■ WHAT THE EXERCISE ASKS ■
The answer is a single number: how many lines hold the string "Πρὸς".

## BEGIN DATA SHOWN

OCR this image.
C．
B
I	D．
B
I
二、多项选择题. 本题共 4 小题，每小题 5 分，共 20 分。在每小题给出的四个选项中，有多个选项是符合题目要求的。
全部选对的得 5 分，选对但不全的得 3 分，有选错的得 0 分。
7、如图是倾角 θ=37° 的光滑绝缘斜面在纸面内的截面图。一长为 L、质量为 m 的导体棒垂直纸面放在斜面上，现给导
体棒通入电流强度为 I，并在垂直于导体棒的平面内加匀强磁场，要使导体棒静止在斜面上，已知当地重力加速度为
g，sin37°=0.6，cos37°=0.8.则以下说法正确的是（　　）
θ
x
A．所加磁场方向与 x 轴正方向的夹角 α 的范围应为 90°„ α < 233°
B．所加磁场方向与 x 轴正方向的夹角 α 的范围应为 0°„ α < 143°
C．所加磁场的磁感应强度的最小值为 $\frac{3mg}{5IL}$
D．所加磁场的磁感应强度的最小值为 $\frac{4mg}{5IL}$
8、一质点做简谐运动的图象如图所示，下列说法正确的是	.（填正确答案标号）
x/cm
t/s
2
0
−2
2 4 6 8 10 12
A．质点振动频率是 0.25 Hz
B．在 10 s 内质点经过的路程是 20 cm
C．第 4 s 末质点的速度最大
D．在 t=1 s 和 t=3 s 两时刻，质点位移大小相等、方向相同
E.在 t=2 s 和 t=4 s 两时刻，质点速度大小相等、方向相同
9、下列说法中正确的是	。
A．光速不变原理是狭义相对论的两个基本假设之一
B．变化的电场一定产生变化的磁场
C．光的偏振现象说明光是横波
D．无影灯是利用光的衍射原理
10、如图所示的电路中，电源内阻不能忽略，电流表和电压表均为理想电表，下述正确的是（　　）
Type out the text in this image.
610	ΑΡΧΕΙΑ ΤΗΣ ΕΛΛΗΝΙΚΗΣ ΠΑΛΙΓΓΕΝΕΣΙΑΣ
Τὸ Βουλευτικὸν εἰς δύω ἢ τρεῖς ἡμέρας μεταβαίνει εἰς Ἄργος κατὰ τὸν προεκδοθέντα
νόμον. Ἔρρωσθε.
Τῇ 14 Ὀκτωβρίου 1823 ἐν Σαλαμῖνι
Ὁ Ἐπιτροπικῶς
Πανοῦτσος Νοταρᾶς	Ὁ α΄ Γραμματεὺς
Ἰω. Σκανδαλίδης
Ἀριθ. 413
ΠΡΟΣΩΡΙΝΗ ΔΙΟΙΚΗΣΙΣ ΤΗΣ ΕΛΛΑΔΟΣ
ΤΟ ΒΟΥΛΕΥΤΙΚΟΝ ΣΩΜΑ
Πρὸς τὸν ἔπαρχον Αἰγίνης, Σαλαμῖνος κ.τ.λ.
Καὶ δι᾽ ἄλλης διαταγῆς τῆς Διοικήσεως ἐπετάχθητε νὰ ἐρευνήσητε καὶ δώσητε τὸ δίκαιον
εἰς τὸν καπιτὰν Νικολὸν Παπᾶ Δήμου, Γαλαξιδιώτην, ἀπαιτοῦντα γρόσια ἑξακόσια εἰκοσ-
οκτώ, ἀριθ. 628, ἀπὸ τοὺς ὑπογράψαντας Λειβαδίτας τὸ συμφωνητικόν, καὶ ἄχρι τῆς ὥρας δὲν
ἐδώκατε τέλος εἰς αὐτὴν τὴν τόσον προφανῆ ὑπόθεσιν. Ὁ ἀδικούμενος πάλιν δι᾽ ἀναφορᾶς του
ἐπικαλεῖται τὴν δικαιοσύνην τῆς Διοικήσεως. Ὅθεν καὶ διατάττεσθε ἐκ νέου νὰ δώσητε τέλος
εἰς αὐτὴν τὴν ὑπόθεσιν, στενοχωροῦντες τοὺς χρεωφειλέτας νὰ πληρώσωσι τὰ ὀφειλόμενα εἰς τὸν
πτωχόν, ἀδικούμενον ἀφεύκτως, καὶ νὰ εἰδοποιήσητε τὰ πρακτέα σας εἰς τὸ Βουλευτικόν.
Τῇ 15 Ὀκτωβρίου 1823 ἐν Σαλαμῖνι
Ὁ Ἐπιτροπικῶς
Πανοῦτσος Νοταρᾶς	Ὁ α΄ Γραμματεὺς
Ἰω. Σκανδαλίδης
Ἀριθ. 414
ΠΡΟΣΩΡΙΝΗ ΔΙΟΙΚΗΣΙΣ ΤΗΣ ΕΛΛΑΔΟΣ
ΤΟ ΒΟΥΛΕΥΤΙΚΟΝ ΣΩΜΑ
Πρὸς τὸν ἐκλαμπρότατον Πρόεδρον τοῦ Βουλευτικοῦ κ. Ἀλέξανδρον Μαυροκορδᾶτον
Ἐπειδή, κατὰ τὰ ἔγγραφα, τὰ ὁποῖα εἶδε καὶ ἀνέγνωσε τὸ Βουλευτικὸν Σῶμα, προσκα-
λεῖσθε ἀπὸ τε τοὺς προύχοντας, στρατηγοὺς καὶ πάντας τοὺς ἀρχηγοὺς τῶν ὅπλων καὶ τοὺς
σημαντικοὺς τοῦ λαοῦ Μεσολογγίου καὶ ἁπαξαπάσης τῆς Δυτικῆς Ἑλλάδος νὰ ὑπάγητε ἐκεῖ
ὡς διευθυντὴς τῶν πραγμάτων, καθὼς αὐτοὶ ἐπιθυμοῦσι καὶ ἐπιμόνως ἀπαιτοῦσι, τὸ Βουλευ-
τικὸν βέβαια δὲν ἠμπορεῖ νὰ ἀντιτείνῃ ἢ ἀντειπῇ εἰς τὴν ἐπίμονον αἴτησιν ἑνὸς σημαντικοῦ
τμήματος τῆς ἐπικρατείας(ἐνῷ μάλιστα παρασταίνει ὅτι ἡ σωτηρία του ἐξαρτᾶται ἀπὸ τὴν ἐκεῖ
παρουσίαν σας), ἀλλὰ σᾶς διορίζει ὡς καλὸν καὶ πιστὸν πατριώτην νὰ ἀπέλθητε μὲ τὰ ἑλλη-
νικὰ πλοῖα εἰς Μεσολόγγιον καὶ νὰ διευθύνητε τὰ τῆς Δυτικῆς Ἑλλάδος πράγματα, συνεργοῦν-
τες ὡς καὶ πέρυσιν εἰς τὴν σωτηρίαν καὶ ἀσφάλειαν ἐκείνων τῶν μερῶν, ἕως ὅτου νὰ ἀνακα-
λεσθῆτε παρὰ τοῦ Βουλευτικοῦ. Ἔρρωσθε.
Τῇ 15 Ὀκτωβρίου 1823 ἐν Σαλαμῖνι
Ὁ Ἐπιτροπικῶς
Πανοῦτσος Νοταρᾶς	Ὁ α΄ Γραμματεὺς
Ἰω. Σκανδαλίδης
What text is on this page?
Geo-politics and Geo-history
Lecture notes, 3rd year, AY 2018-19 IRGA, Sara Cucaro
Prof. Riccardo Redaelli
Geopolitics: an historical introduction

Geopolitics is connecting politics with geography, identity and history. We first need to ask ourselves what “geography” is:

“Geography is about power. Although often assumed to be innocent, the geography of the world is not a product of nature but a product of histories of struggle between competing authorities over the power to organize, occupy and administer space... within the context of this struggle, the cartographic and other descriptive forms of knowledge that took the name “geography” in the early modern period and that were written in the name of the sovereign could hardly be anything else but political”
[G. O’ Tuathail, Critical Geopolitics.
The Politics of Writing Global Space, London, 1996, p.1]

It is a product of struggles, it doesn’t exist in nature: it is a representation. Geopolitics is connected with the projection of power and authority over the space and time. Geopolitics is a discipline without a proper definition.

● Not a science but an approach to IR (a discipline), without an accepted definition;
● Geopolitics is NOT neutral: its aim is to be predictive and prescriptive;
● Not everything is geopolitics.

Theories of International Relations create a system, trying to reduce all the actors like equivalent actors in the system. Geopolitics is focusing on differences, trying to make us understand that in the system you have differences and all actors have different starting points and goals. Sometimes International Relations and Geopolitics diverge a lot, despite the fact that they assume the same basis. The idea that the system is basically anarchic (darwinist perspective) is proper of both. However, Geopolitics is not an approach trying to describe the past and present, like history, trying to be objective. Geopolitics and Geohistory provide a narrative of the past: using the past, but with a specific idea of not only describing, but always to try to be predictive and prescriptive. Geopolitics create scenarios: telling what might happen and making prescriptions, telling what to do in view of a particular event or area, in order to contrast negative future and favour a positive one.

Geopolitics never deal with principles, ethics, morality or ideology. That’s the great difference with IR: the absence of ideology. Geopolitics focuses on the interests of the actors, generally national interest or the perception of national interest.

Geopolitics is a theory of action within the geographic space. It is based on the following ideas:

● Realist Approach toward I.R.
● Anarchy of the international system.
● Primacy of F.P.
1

## END DATA SHOWN

■ WRITTEN REPLY ■
2